(Saved data entries)
_ _ _ _ _ _ _

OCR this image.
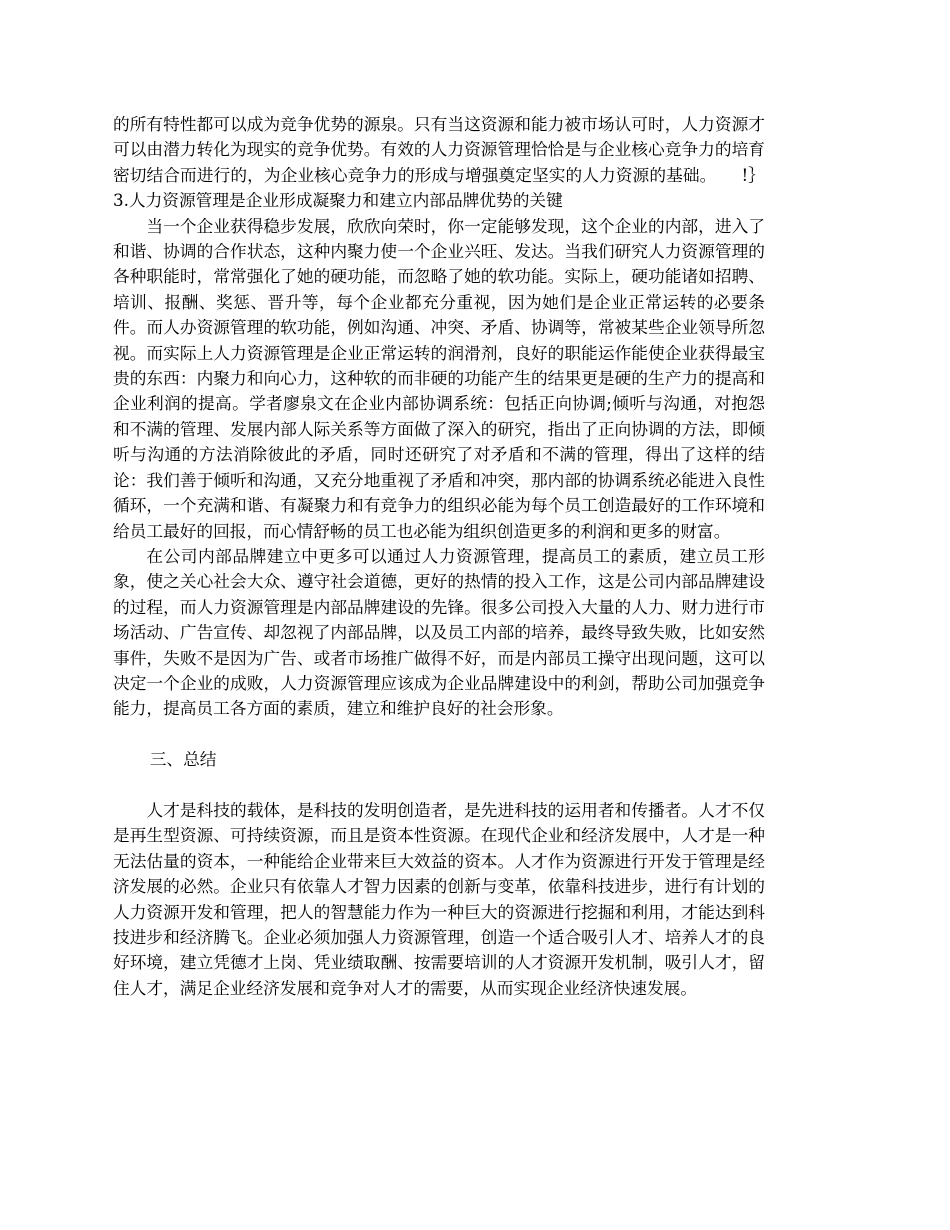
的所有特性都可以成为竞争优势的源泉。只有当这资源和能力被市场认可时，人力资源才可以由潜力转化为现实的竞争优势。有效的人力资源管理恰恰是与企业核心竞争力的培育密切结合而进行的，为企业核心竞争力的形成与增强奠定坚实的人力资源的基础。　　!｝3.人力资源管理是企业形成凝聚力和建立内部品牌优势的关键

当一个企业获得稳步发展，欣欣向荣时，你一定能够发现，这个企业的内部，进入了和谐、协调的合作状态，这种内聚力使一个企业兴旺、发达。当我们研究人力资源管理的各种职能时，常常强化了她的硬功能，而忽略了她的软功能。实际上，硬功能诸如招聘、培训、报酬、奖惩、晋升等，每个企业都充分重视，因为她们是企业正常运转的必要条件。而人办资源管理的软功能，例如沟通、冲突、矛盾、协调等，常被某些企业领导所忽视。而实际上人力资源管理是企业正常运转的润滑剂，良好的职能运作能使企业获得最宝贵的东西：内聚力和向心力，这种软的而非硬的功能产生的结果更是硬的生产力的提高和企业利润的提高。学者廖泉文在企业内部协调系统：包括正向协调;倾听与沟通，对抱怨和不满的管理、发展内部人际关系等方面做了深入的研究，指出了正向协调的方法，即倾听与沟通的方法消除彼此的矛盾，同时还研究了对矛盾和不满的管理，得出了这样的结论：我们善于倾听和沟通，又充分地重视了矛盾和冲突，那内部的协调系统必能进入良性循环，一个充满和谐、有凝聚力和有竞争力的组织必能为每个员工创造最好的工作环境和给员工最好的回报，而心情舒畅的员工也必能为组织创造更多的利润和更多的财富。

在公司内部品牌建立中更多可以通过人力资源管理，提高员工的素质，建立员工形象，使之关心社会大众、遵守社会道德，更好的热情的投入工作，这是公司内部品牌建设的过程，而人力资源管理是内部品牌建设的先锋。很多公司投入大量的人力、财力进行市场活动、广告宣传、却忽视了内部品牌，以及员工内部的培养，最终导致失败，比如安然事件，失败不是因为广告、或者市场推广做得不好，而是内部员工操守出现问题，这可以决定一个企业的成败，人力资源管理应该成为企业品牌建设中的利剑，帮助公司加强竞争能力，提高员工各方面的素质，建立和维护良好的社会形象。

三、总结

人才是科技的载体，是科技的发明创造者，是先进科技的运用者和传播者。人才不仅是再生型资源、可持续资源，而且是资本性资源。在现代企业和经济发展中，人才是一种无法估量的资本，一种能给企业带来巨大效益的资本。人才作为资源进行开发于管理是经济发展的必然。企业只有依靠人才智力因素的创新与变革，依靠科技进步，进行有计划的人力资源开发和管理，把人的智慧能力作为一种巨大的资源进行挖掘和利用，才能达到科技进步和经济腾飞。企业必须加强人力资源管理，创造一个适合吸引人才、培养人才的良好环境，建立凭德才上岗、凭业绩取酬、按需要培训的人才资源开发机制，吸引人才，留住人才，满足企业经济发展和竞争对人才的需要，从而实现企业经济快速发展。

_ _ _ _ _ _ _

STATED EXERCISE
Your task is an exact transcription of all the data, minus the pictures.

EXERCISE SOLUTION
OCR this image.
的所有特性都可以成为竞争优势的源泉。只有当这资源和能力被市场认可时，人力资源才可以由潜力转化为现实的竞争优势。有效的人力资源管理恰恰是与企业核心竞争力的培育密切结合而进行的，为企业核心竞争力的形成与增强奠定坚实的人力资源的基础。　　!｝3.人力资源管理是企业形成凝聚力和建立内部品牌优势的关键

当一个企业获得稳步发展，欣欣向荣时，你一定能够发现，这个企业的内部，进入了和谐、协调的合作状态，这种内聚力使一个企业兴旺、发达。当我们研究人力资源管理的各种职能时，常常强化了她的硬功能，而忽略了她的软功能。实际上，硬功能诸如招聘、培训、报酬、奖惩、晋升等，每个企业都充分重视，因为她们是企业正常运转的必要条件。而人办资源管理的软功能，例如沟通、冲突、矛盾、协调等，常被某些企业领导所忽视。而实际上人力资源管理是企业正常运转的润滑剂，良好的职能运作能使企业获得最宝贵的东西：内聚力和向心力，这种软的而非硬的功能产生的结果更是硬的生产力的提高和企业利润的提高。学者廖泉文在企业内部协调系统：包括正向协调;倾听与沟通，对抱怨和不满的管理、发展内部人际关系等方面做了深入的研究，指出了正向协调的方法，即倾听与沟通的方法消除彼此的矛盾，同时还研究了对矛盾和不满的管理，得出了这样的结论：我们善于倾听和沟通，又充分地重视了矛盾和冲突，那内部的协调系统必能进入良性循环，一个充满和谐、有凝聚力和有竞争力的组织必能为每个员工创造最好的工作环境和给员工最好的回报，而心情舒畅的员工也必能为组织创造更多的利润和更多的财富。

在公司内部品牌建立中更多可以通过人力资源管理，提高员工的素质，建立员工形象，使之关心社会大众、遵守社会道德，更好的热情的投入工作，这是公司内部品牌建设的过程，而人力资源管理是内部品牌建设的先锋。很多公司投入大量的人力、财力进行市场活动、广告宣传、却忽视了内部品牌，以及员工内部的培养，最终导致失败，比如安然事件，失败不是因为广告、或者市场推广做得不好，而是内部员工操守出现问题，这可以决定一个企业的成败，人力资源管理应该成为企业品牌建设中的利剑，帮助公司加强竞争能力，提高员工各方面的素质，建立和维护良好的社会形象。

三、总结

人才是科技的载体，是科技的发明创造者，是先进科技的运用者和传播者。人才不仅是再生型资源、可持续资源，而且是资本性资源。在现代企业和经济发展中，人才是一种无法估量的资本，一种能给企业带来巨大效益的资本。人才作为资源进行开发于管理是经济发展的必然。企业只有依靠人才智力因素的创新与变革，依靠科技进步，进行有计划的人力资源开发和管理，把人的智慧能力作为一种巨大的资源进行挖掘和利用，才能达到科技进步和经济腾飞。企业必须加强人力资源管理，创造一个适合吸引人才、培养人才的良好环境，建立凭德才上岗、凭业绩取酬、按需要培训的人才资源开发机制，吸引人才，留住人才，满足企业经济发展和竞争对人才的需要，从而实现企业经济快速发展。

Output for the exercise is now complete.